| Set task |
Continue the passage on the Facilities Act and the transfer of trial court facilities from counties to the state, starting right after its last sentence.

| Text |
:::::

In 2002, the Legislature responded by enacting the Facilities Act “to transfer the responsibility for trial court facilities funding and operation” from the counties “to the state in a manner generally consistent with the recommendations of the task force.” (Stats. 2002, ch. 1082, § 1(b).) The Facilities Act directs the Judicial Council to enter into agreements with each county concerning the transfer of responsibility for court facilities, and requires that the transfer occur no later than June 30, 2007 (§ 70321), if the county transfers responsibility. (See, e.g., § 70326.)

The County notified the Administrative Office of the Courts that the County would not seek to transfer the courthouse in downtown Sacramento because it has been given an unacceptable seismic rating, and the cost of retrofitting the building would exceed $10 million. An “unacceptable seismic safety rating” makes it a deficient building within the meaning of the Facilities Act (§ 70326, subd. (b)(2)), which states in pertinent part: “Neither title to a deficient building nor responsibility for the court facilities in that building shall transfer to the state or the Judicial Council under this chapter, . . . unless provision is made in the agreement for correction of the deficient items.” (§ 70326, subd. (c).)

:::::

| Listing |

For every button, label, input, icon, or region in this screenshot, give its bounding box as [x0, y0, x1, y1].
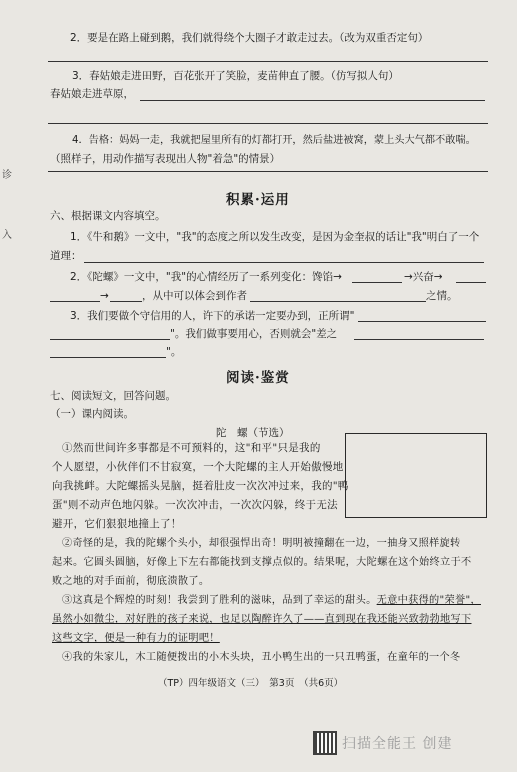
underlined-sentence: 无意中获得的"荣誉"，	[376, 595, 481, 606]
qr-code-icon	[313, 731, 337, 755]
passage-line: ④我的朱家儿，木工随便拨出的小木头块，丑小鸭生出的一只丑鸭蛋，在童年的一个冬	[62, 652, 461, 663]
passage-line: 败之地的对手面前，彻底溃散了。	[52, 576, 210, 587]
question-6: 六、根据课文内容填空。	[50, 210, 166, 222]
margin-mark: 入	[2, 230, 12, 241]
passage-text: ③这真是个辉煌的时刻！我尝到了胜利的滋味，品到了幸运的甜头。	[62, 595, 377, 606]
answer-line[interactable]	[48, 61, 488, 62]
section-heading: 阅读·鉴赏	[226, 370, 290, 386]
passage-line	[62, 594, 481, 607]
scanner-watermark: 扫描全能王 创建	[342, 736, 453, 752]
question-4: 4．告格：妈妈一走，我就把屋里所有的灯都打开，然后盐进被窝，蒙上头大气都不敢喘。	[72, 135, 476, 146]
question-6-2: 2．《陀螺》一文中，"我"的心情经历了一系列变化：馋馅→	[70, 271, 342, 283]
answer-blank[interactable]	[354, 339, 484, 340]
answer-blank[interactable]	[50, 357, 166, 358]
answer-blank[interactable]	[358, 321, 486, 322]
passage-line: 避开，它们狠狠地撞上了！	[52, 518, 182, 530]
question-6-2-arrow: →兴奋→	[404, 271, 443, 283]
question-6-3: 3．我们要做个守信用的人，许下的承诺一定要办到，正所谓"	[70, 310, 355, 322]
section-heading: 积累·运用	[226, 192, 290, 208]
question-2: 2．要是在路上碰到鹅，我们就得绕个大圈子才敢走过去。（改为双重否定句）	[70, 32, 429, 44]
illustration-box	[345, 433, 487, 518]
passage-line: 起来。它圆头圆脑，好像上下左右都能找到支撑点似的。结果呢，大陀螺在这个始终立于不	[52, 557, 472, 568]
answer-blank[interactable]	[250, 301, 426, 302]
question-6-2-arrow: →	[100, 290, 109, 302]
passage-line: ①然而世间许多事都是不可预料的，这"和平"只是我的	[62, 442, 321, 454]
answer-blank[interactable]	[50, 339, 170, 340]
answer-blank[interactable]	[110, 301, 142, 302]
question-6-1: 1．《牛和鹅》一文中，"我"的态度之所以发生改变，是因为金奎叔的话让"我"明白了一个	[70, 231, 480, 243]
question-6-2-end: 之情。	[426, 290, 458, 302]
subsection-label: （一）课内阅读。	[50, 408, 134, 420]
passage-line: 向我挑衅。大陀螺摇头晃脑，挺着肚皮一次次冲过来，我的"鸭	[52, 480, 349, 492]
question-4-instruction: （照样子，用动作描写表现出人物"着急"的情景）	[50, 153, 281, 165]
question-6-1-label: 道理：	[50, 250, 82, 262]
question-6-3-cont: "。我们做事要用心，否则就会"差之	[170, 328, 338, 340]
answer-blank[interactable]	[352, 282, 402, 283]
answer-line[interactable]	[48, 171, 488, 172]
page-footer: （TP）四年级语文（三） 第3页 （共6页）	[158, 678, 344, 689]
answer-line[interactable]	[84, 262, 484, 263]
answer-line[interactable]	[140, 100, 485, 101]
margin-mark: 诊	[2, 170, 12, 181]
answer-blank[interactable]	[456, 282, 486, 283]
answer-line[interactable]	[48, 123, 488, 124]
question-3-prompt: 春姑娘走进草原，	[50, 88, 134, 100]
underlined-sentence: 虽然小如微尘，对好胜的孩子来说，也足以陶醉许久了——直到现在我还能兴致勃勃地写下	[52, 614, 472, 625]
question-3: 3．春姑娘走进田野，百花张开了笑脸，麦苗伸直了腰。（仿写拟人句）	[72, 70, 399, 82]
passage-line: ②奇怪的是，我的陀螺个头小，却很强悍出奇！明明被撞翻在一边，一抽身又照样旋转	[62, 538, 461, 549]
passage-line: 个人愿望，小伙伴们不甘寂寞，一个大陀螺的主人开始傲慢地	[52, 461, 344, 473]
question-6-3-end: "。	[166, 346, 182, 358]
question-7: 七、阅读短文，回答问题。	[50, 390, 176, 402]
passage-title: 陀 螺（节选）	[216, 427, 290, 439]
passage-line: 蛋"则不动声色地闪躲。一次次冲击，一次次闪躲，终于无法	[52, 499, 338, 511]
question-6-2-cont: ，从中可以体会到作者	[142, 290, 247, 302]
underlined-sentence: 这些文字，便是一种有力的证明吧！	[52, 633, 220, 644]
answer-blank[interactable]	[50, 301, 100, 302]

:::::

| Result |
As part of the Facilities Act, the Legislature amended and renumbered former section 68073 as section 70311, to provide that a county remains “responsible for providing necessary and suitable facilities for judicial and court support positions created prior to July 1, 1996. . . .” (§ 70311, subd. (b); Stats. 2002, ch. 1082 (Sen. Bill No. 1732), § 3.)

Before enactment of the Facilities Act, former section 68073 had been amended to specifically define “facilities” for judicial and court support positions as: “(1) rooms for holding superior court, (2) the chambers of the judges of the court, (3) rooms for the attendants of the court, and (4) sufficient heat, ventilation, air-conditioning, light, and fixtures for those rooms and chambers.” (Former § 68073, subd. (e); Stats. 2002, ch. 784, § 201.) However, this definition of “facilities” was deleted by the Legislature when it renumbered former section 68073 as section 70311, and added a new definition of “court facilities” (§ 70301, subd. (d)) as part of the Facilities Act. (Stats. 2002, ch. 1082, §§ 3, 4(d).)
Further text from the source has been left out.